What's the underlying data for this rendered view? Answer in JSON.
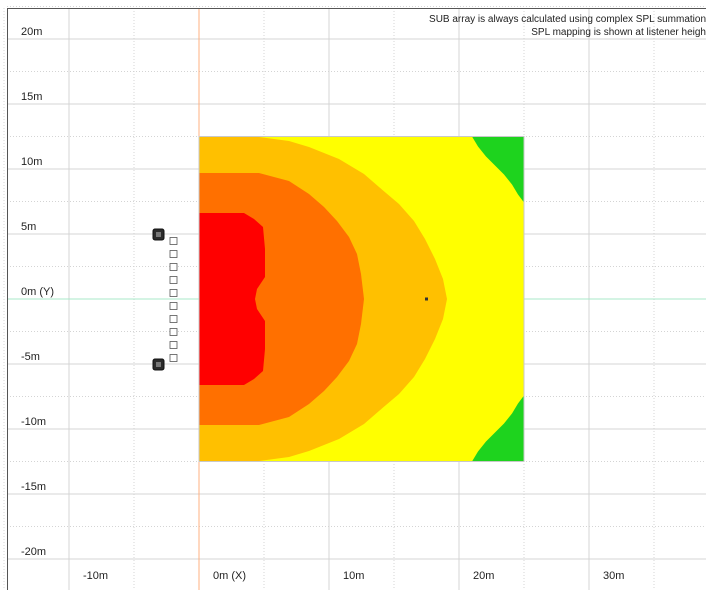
{
  "notes": {
    "line1": "SUB array is always calculated using complex SPL summation",
    "line2": "SPL mapping is shown at listener heigh"
  },
  "axes": {
    "x_ticks": [
      {
        "value": -10,
        "label": "-10m"
      },
      {
        "value": 0,
        "label": "0m (X)"
      },
      {
        "value": 10,
        "label": "10m"
      },
      {
        "value": 20,
        "label": "20m"
      },
      {
        "value": 30,
        "label": "30m"
      }
    ],
    "y_ticks": [
      {
        "value": 20,
        "label": "20m"
      },
      {
        "value": 15,
        "label": "15m"
      },
      {
        "value": 10,
        "label": "10m"
      },
      {
        "value": 5,
        "label": "5m"
      },
      {
        "value": 0,
        "label": "0m (Y)"
      },
      {
        "value": -5,
        "label": "-5m"
      },
      {
        "value": -10,
        "label": "-10m"
      },
      {
        "value": -15,
        "label": "-15m"
      },
      {
        "value": -20,
        "label": "-20m"
      }
    ]
  },
  "map": {
    "area": {
      "x_min": 0,
      "x_max": 25,
      "y_min": -12.5,
      "y_max": 12.5
    },
    "zones": [
      {
        "name": "green",
        "color": "#1ed31e"
      },
      {
        "name": "yellow",
        "color": "#ffff00"
      },
      {
        "name": "light-orange",
        "color": "#ffc000"
      },
      {
        "name": "dark-orange",
        "color": "#ff7000"
      },
      {
        "name": "red",
        "color": "#ff0000"
      }
    ],
    "listener_point": {
      "x": 17.5,
      "y": 0
    }
  },
  "array": {
    "x": -2,
    "cabinets_y": [
      4.5,
      3.5,
      2.5,
      1.5,
      0.5,
      -0.5,
      -1.5,
      -2.5,
      -3.5,
      -4.5
    ],
    "end_markers_y": [
      5,
      -5
    ]
  },
  "colors": {
    "grid": "#d4d4d4",
    "vertical_ref": "#ffb080",
    "horizontal_ref": "#a8e8c8",
    "marker": "#333333"
  }
}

• **DIRECTIVE**
Can you retype every record above exactly, leaving out the pictures?

• **FINISHED TASK**
What's the underlying data for this rendered view? Answer in JSON.
{
  "notes": {
    "line1": "SUB array is always calculated using complex SPL summation",
    "line2": "SPL mapping is shown at listener heigh"
  },
  "axes": {
    "x_ticks": [
      {
        "value": -10,
        "label": "-10m"
      },
      {
        "value": 0,
        "label": "0m (X)"
      },
      {
        "value": 10,
        "label": "10m"
      },
      {
        "value": 20,
        "label": "20m"
      },
      {
        "value": 30,
        "label": "30m"
      }
    ],
    "y_ticks": [
      {
        "value": 20,
        "label": "20m"
      },
      {
        "value": 15,
        "label": "15m"
      },
      {
        "value": 10,
        "label": "10m"
      },
      {
        "value": 5,
        "label": "5m"
      },
      {
        "value": 0,
        "label": "0m (Y)"
      },
      {
        "value": -5,
        "label": "-5m"
      },
      {
        "value": -10,
        "label": "-10m"
      },
      {
        "value": -15,
        "label": "-15m"
      },
      {
        "value": -20,
        "label": "-20m"
      }
    ]
  },
  "map": {
    "area": {
      "x_min": 0,
      "x_max": 25,
      "y_min": -12.5,
      "y_max": 12.5
    },
    "zones": [
      {
        "name": "green",
        "color": "#1ed31e"
      },
      {
        "name": "yellow",
        "color": "#ffff00"
      },
      {
        "name": "light-orange",
        "color": "#ffc000"
      },
      {
        "name": "dark-orange",
        "color": "#ff7000"
      },
      {
        "name": "red",
        "color": "#ff0000"
      }
    ],
    "listener_point": {
      "x": 17.5,
      "y": 0
    }
  },
  "array": {
    "x": -2,
    "cabinets_y": [
      4.5,
      3.5,
      2.5,
      1.5,
      0.5,
      -0.5,
      -1.5,
      -2.5,
      -3.5,
      -4.5
    ],
    "end_markers_y": [
      5,
      -5
    ]
  },
  "colors": {
    "grid": "#d4d4d4",
    "vertical_ref": "#ffb080",
    "horizontal_ref": "#a8e8c8",
    "marker": "#333333"
  }
}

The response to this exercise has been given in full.